▶ _Material for this task_
'''

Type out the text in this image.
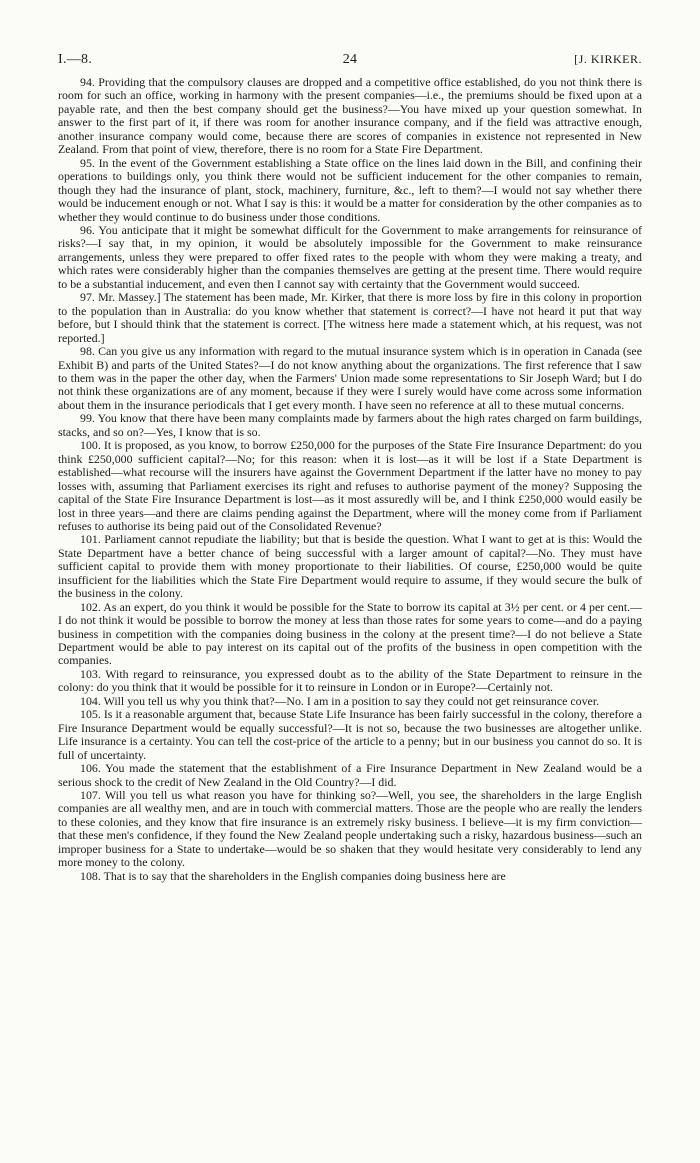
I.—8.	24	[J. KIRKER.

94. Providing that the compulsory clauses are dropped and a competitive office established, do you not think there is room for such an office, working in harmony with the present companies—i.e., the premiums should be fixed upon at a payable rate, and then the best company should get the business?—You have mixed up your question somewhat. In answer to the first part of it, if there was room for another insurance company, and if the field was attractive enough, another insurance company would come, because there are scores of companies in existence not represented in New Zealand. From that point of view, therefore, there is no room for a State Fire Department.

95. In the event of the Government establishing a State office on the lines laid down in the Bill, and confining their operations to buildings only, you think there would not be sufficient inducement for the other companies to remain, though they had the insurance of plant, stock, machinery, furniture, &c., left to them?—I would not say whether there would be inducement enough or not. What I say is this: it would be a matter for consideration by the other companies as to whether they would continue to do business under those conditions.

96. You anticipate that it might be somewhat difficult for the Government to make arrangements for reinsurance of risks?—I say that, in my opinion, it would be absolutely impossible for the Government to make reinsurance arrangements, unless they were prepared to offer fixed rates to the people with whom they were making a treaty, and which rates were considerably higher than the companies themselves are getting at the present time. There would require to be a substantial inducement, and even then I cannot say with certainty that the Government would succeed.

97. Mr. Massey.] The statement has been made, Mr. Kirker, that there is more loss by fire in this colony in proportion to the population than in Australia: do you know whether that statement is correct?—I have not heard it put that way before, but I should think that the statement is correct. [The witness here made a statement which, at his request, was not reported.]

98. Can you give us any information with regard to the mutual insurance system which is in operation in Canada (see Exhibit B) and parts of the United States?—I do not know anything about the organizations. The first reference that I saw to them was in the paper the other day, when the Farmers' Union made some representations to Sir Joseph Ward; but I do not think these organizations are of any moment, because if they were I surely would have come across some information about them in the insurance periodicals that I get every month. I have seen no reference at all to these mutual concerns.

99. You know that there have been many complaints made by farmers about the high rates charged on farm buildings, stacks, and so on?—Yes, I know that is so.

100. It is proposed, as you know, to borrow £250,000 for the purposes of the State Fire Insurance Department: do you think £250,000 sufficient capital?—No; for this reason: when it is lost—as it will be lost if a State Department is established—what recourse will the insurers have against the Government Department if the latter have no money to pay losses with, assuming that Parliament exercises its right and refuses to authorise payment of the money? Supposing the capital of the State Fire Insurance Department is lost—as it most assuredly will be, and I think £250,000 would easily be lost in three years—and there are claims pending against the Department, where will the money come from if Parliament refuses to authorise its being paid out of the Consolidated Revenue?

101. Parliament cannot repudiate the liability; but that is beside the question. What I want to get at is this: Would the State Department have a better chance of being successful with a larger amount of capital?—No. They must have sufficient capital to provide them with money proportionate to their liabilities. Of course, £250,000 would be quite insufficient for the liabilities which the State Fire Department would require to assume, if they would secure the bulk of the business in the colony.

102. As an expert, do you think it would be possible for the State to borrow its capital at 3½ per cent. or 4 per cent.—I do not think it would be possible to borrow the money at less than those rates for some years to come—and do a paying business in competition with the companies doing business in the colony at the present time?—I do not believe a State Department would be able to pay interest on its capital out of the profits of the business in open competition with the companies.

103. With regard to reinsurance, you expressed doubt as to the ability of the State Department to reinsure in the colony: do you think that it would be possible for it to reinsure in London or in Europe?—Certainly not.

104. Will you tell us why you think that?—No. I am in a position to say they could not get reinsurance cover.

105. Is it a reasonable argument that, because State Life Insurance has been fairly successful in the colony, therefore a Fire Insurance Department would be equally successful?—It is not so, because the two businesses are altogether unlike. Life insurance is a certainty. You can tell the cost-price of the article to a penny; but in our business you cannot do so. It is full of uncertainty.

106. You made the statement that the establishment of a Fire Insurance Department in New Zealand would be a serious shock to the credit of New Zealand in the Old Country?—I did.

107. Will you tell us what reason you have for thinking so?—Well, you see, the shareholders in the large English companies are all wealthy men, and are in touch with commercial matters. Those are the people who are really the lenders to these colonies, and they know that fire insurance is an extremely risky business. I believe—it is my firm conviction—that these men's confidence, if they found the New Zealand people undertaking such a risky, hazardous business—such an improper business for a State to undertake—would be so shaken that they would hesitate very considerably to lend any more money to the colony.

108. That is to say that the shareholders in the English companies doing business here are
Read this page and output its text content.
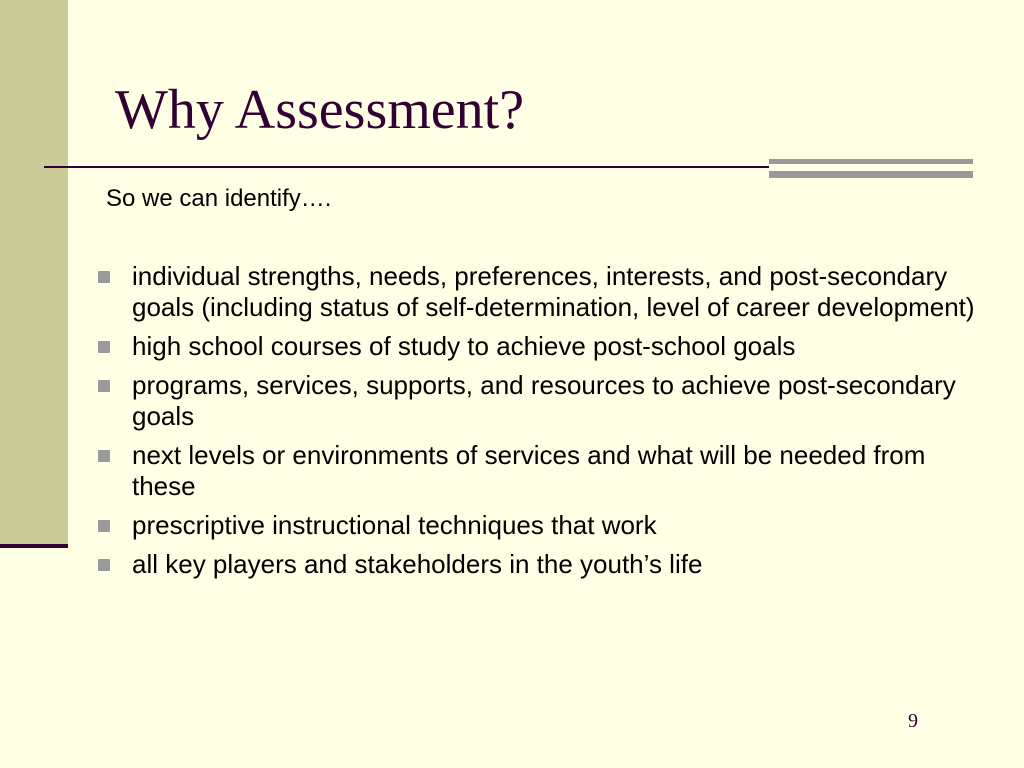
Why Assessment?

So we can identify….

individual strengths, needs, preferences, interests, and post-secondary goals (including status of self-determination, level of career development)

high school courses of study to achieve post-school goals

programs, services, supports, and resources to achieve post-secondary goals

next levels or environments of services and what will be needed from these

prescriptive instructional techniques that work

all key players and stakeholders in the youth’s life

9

'''
'''

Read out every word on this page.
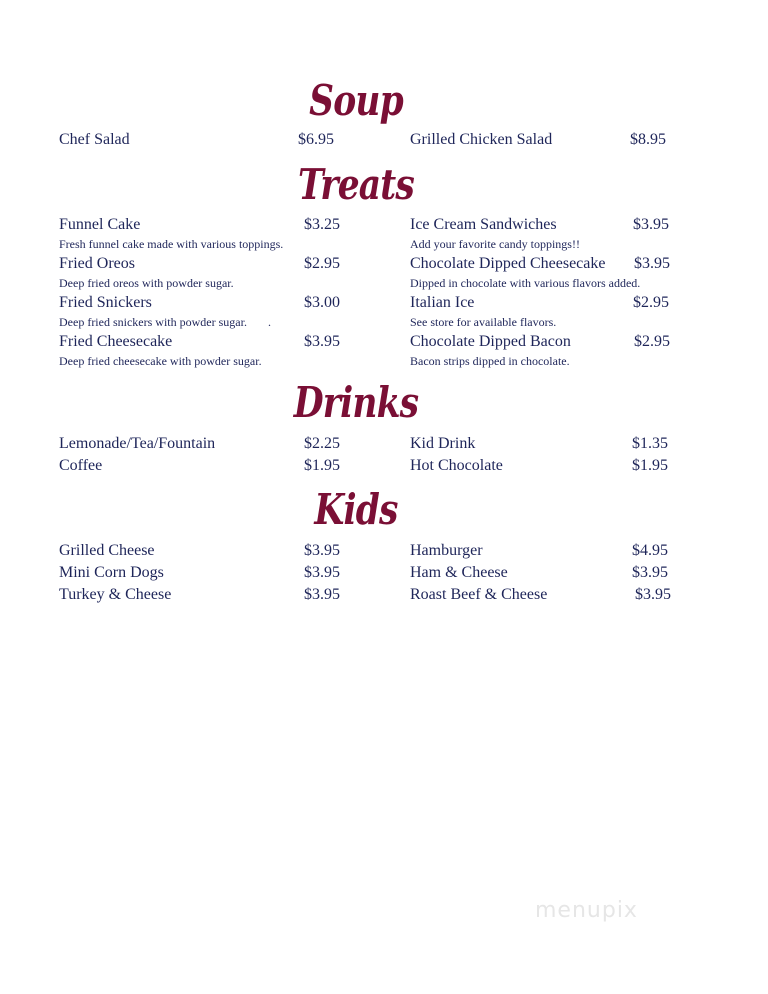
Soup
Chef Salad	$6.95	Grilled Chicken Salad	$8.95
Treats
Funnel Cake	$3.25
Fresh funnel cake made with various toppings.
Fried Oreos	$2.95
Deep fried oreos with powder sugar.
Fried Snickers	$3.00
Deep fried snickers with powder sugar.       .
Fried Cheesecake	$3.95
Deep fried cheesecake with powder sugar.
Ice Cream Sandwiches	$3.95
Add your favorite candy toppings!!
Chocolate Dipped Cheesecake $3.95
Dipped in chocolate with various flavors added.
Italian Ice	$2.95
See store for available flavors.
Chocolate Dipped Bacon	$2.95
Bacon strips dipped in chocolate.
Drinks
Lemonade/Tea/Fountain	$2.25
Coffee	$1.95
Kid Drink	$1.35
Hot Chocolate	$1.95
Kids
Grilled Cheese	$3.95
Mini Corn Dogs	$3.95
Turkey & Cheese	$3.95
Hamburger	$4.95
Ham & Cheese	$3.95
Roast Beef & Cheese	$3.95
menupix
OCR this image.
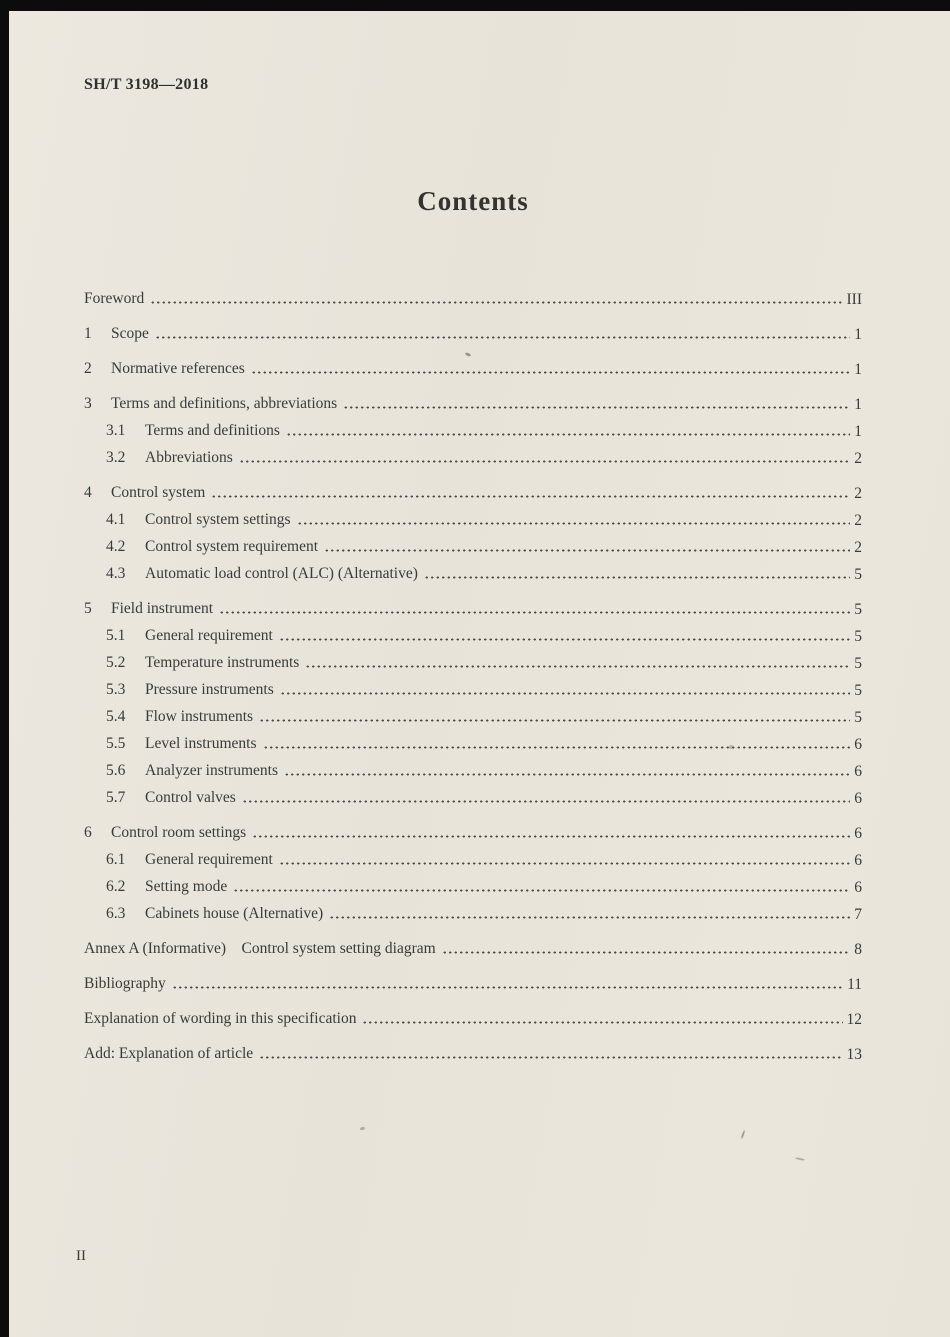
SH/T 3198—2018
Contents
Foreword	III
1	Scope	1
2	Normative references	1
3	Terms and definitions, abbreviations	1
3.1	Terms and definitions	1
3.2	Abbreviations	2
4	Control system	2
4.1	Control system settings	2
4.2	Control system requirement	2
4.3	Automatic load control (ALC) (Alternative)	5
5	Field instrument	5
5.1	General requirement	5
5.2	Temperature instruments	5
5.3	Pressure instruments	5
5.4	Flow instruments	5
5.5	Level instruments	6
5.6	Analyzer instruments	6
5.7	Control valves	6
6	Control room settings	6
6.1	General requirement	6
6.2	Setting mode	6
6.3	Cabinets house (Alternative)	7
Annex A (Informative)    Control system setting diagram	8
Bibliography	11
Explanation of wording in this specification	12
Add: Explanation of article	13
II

'''

▶ _Aim_
In the material above, show every line where the word "about" turns up.

▶ _Correct response_
98. Can you give us any information with regard to the mutual insurance system which is in operation in Canada (see Exhibit B) and parts of the United States?—I do not know anything about the organizations. The first reference that I saw to them was in the paper the other day, when the Farmers' Union made some representations to Sir Joseph Ward; but I do not think these organizations are of any moment, because if they were I surely would have come across some information about them in the insurance periodicals that I get every month. I have seen no reference at all to these mutual concerns.
99. You know that there have been many complaints made by farmers about the high rates charged on farm buildings, stacks, and so on?—Yes, I know that is so.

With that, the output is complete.